Items from a data source

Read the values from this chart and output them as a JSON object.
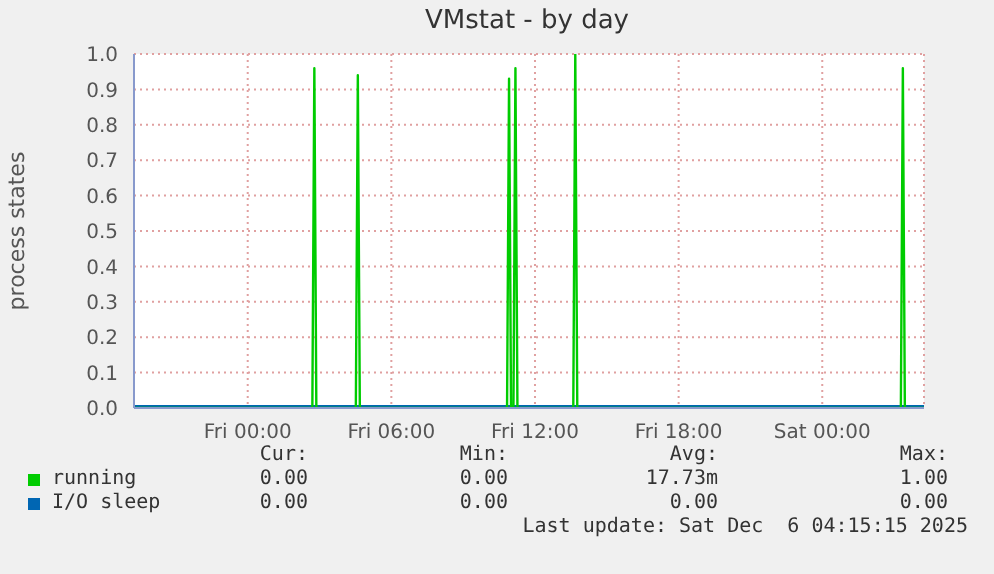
{
  "chart_data": {
    "type": "line",
    "title": "VMstat - by day",
    "ylabel": "process states",
    "xlim": [
      "2025-12-04T19:15",
      "2025-12-06T04:15"
    ],
    "xticks": [
      {
        "value": "2025-12-05T00:00",
        "label": "Fri 00:00"
      },
      {
        "value": "2025-12-05T06:00",
        "label": "Fri 06:00"
      },
      {
        "value": "2025-12-05T12:00",
        "label": "Fri 12:00"
      },
      {
        "value": "2025-12-05T18:00",
        "label": "Fri 18:00"
      },
      {
        "value": "2025-12-06T00:00",
        "label": "Sat 00:00"
      }
    ],
    "ylim": [
      0,
      1
    ],
    "yticks": [
      {
        "value": 0,
        "label": "0.0"
      },
      0.1,
      0.2,
      0.3,
      0.4,
      0.5,
      0.6,
      0.7,
      0.8,
      0.9,
      {
        "value": 1,
        "label": "1.0"
      }
    ],
    "grid": true,
    "legend": "bottom",
    "marker": "none",
    "line_style": "solid",
    "series": [
      {
        "name": "running",
        "color": "#00cc00",
        "x": [
          "2025-12-04T19:15",
          "2025-12-05T02:42",
          "2025-12-05T02:47",
          "2025-12-05T02:52",
          "2025-12-05T04:31",
          "2025-12-05T04:36",
          "2025-12-05T04:41",
          "2025-12-05T10:50",
          "2025-12-05T10:55",
          "2025-12-05T11:00",
          "2025-12-05T11:06",
          "2025-12-05T11:11",
          "2025-12-05T11:16",
          "2025-12-05T13:36",
          "2025-12-05T13:41",
          "2025-12-05T13:46",
          "2025-12-06T03:17",
          "2025-12-06T03:22",
          "2025-12-06T03:27",
          "2025-12-06T04:15"
        ],
        "values": [
          0,
          0,
          0.96,
          0,
          0,
          0.94,
          0,
          0,
          0.93,
          0,
          0,
          0.96,
          0,
          0,
          1.0,
          0,
          0,
          0.96,
          0,
          0
        ]
      },
      {
        "name": "I/O sleep",
        "color": "#0066b3",
        "x": [
          "2025-12-04T19:15",
          "2025-12-06T04:15"
        ],
        "values": [
          0,
          0
        ]
      }
    ],
    "annotations": [
      "Cur:",
      "Min:",
      "Avg:",
      "Max:",
      "0.00",
      "0.00",
      "17.73m",
      "1.00",
      "0.00",
      "0.00",
      "0.00",
      "0.00",
      "Last update: Sat Dec  6 04:15:15 2025"
    ]
  }
}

DIRECTIONS FOR THIS TASK —
Write out the entries again, exactly as given, skipping any images.

SOLVED PROBLEM —
Read the values from this chart and output them as a JSON object.
{
  "chart_data": {
    "type": "line",
    "title": "VMstat - by day",
    "ylabel": "process states",
    "xlim": [
      "2025-12-04T19:15",
      "2025-12-06T04:15"
    ],
    "xticks": [
      {
        "value": "2025-12-05T00:00",
        "label": "Fri 00:00"
      },
      {
        "value": "2025-12-05T06:00",
        "label": "Fri 06:00"
      },
      {
        "value": "2025-12-05T12:00",
        "label": "Fri 12:00"
      },
      {
        "value": "2025-12-05T18:00",
        "label": "Fri 18:00"
      },
      {
        "value": "2025-12-06T00:00",
        "label": "Sat 00:00"
      }
    ],
    "ylim": [
      0,
      1
    ],
    "yticks": [
      {
        "value": 0,
        "label": "0.0"
      },
      0.1,
      0.2,
      0.3,
      0.4,
      0.5,
      0.6,
      0.7,
      0.8,
      0.9,
      {
        "value": 1,
        "label": "1.0"
      }
    ],
    "grid": true,
    "legend": "bottom",
    "marker": "none",
    "line_style": "solid",
    "series": [
      {
        "name": "running",
        "color": "#00cc00",
        "x": [
          "2025-12-04T19:15",
          "2025-12-05T02:42",
          "2025-12-05T02:47",
          "2025-12-05T02:52",
          "2025-12-05T04:31",
          "2025-12-05T04:36",
          "2025-12-05T04:41",
          "2025-12-05T10:50",
          "2025-12-05T10:55",
          "2025-12-05T11:00",
          "2025-12-05T11:06",
          "2025-12-05T11:11",
          "2025-12-05T11:16",
          "2025-12-05T13:36",
          "2025-12-05T13:41",
          "2025-12-05T13:46",
          "2025-12-06T03:17",
          "2025-12-06T03:22",
          "2025-12-06T03:27",
          "2025-12-06T04:15"
        ],
        "values": [
          0,
          0,
          0.96,
          0,
          0,
          0.94,
          0,
          0,
          0.93,
          0,
          0,
          0.96,
          0,
          0,
          1.0,
          0,
          0,
          0.96,
          0,
          0
        ]
      },
      {
        "name": "I/O sleep",
        "color": "#0066b3",
        "x": [
          "2025-12-04T19:15",
          "2025-12-06T04:15"
        ],
        "values": [
          0,
          0
        ]
      }
    ],
    "annotations": [
      "Cur:",
      "Min:",
      "Avg:",
      "Max:",
      "0.00",
      "0.00",
      "17.73m",
      "1.00",
      "0.00",
      "0.00",
      "0.00",
      "0.00",
      "Last update: Sat Dec  6 04:15:15 2025"
    ]
  }
}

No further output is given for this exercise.